Problem statement |
Rewrite the data from its first line up to and including the line with "product-price: 1 399,- <box>48", changing every "thumbnail-image" to "preview-image" and leaving everything else as it is.

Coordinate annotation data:

· · · ·

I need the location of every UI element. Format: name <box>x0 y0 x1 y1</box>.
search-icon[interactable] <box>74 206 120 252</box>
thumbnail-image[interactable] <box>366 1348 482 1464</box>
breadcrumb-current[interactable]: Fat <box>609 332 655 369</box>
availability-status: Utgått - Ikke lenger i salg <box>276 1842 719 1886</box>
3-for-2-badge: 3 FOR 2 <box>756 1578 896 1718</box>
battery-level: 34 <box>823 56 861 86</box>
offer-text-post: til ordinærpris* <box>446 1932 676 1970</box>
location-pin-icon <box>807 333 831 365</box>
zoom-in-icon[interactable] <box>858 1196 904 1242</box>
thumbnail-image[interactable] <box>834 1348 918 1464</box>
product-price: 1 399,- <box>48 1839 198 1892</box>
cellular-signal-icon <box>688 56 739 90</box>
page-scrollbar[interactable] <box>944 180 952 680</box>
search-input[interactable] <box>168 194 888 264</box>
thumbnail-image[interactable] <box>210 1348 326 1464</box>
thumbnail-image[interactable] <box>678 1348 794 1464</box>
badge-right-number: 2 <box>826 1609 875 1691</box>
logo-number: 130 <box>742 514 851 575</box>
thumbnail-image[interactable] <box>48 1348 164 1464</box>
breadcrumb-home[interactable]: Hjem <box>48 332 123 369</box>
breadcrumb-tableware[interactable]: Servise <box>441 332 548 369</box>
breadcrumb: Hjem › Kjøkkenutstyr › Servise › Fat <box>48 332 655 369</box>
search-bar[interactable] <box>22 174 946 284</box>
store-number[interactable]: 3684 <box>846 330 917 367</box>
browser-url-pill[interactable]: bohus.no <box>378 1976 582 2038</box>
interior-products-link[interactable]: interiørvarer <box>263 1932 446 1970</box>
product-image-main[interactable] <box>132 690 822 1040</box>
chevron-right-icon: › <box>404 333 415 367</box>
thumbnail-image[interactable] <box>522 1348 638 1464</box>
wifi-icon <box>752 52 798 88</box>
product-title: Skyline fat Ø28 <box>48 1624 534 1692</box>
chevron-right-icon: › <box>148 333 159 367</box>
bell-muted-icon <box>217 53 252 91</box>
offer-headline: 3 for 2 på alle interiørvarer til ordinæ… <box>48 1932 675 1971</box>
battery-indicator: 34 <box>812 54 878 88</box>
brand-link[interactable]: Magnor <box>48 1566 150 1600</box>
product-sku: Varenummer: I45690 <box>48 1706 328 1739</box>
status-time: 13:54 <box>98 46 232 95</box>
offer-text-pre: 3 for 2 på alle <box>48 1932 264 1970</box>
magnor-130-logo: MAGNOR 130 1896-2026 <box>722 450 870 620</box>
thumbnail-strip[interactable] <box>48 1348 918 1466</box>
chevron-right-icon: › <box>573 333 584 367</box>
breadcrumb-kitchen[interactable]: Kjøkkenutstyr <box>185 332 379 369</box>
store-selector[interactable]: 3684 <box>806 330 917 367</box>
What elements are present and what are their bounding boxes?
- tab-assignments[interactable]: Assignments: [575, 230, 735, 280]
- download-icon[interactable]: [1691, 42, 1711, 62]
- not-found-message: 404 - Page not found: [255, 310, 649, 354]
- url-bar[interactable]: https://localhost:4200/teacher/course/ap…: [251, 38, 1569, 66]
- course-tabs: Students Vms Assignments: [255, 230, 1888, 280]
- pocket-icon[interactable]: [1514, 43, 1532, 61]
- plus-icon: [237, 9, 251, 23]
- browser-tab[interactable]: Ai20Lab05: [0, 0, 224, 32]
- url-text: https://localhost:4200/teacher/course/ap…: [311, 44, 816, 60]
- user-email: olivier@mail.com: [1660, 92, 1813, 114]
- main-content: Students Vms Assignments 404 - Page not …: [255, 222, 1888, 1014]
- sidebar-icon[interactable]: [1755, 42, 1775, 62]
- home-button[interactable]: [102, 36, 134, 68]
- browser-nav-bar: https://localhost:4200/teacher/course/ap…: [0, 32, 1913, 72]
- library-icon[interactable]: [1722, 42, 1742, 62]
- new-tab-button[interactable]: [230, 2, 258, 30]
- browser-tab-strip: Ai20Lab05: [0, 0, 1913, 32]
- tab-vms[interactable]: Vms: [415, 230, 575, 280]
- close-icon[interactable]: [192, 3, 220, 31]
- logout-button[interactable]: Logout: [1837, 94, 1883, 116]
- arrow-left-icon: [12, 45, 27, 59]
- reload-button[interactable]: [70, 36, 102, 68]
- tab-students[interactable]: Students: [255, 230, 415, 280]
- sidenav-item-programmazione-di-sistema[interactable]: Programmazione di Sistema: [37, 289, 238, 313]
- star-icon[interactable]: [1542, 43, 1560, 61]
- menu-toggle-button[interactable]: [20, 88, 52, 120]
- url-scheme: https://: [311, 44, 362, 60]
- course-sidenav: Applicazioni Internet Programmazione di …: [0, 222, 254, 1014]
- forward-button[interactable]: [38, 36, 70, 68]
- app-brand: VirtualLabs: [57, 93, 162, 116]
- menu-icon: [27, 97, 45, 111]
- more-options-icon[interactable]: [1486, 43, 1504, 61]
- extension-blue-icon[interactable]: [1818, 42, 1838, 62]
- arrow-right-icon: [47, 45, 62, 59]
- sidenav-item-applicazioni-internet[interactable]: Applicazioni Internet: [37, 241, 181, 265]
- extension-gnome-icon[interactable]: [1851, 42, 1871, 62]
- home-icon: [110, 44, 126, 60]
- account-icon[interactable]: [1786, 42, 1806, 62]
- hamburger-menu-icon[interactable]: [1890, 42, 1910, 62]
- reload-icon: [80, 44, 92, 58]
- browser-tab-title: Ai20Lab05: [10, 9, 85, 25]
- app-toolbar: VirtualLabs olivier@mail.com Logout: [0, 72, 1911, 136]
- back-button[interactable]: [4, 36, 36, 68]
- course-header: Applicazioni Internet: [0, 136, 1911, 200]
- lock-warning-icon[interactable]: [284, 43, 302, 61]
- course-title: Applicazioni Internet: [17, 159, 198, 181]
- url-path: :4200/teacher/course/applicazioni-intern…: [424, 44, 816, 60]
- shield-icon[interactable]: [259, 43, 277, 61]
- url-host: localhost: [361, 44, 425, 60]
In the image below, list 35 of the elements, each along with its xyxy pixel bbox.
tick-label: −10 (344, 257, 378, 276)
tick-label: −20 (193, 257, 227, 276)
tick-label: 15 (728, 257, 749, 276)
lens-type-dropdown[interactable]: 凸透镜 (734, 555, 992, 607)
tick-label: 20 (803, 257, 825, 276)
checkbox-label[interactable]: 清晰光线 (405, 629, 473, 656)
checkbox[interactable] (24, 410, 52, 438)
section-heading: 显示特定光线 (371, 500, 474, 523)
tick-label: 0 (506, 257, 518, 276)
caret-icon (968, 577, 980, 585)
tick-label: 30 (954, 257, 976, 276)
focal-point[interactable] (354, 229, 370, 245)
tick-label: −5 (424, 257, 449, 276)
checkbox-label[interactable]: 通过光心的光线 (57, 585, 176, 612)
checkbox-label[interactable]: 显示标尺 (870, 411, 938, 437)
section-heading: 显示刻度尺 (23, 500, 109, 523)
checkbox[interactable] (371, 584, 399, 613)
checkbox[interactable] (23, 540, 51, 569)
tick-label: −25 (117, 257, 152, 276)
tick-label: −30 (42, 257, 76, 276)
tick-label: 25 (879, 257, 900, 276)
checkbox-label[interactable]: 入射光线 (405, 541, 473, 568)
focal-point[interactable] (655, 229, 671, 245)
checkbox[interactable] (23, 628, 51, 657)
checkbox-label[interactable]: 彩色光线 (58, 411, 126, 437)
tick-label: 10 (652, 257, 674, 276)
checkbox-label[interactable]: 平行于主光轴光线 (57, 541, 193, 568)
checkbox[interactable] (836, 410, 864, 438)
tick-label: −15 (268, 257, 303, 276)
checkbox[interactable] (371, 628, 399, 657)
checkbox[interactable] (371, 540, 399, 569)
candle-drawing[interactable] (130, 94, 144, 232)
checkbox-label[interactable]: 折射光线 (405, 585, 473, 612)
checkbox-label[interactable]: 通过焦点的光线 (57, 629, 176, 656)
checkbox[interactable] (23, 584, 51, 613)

· · · ·

Finished exercise |
I need the location of every UI element. Format: name <box>x0 y0 x1 y1</box>.
search-icon[interactable] <box>74 206 120 252</box>
preview-image[interactable] <box>366 1348 482 1464</box>
breadcrumb-current[interactable]: Fat <box>609 332 655 369</box>
availability-status: Utgått - Ikke lenger i salg <box>276 1842 719 1886</box>
3-for-2-badge: 3 FOR 2 <box>756 1578 896 1718</box>
battery-level: 34 <box>823 56 861 86</box>
offer-text-post: til ordinærpris* <box>446 1932 676 1970</box>
location-pin-icon <box>807 333 831 365</box>
zoom-in-icon[interactable] <box>858 1196 904 1242</box>
preview-image[interactable] <box>834 1348 918 1464</box>
product-price: 1 399,- <box>48 1839 198 1892</box>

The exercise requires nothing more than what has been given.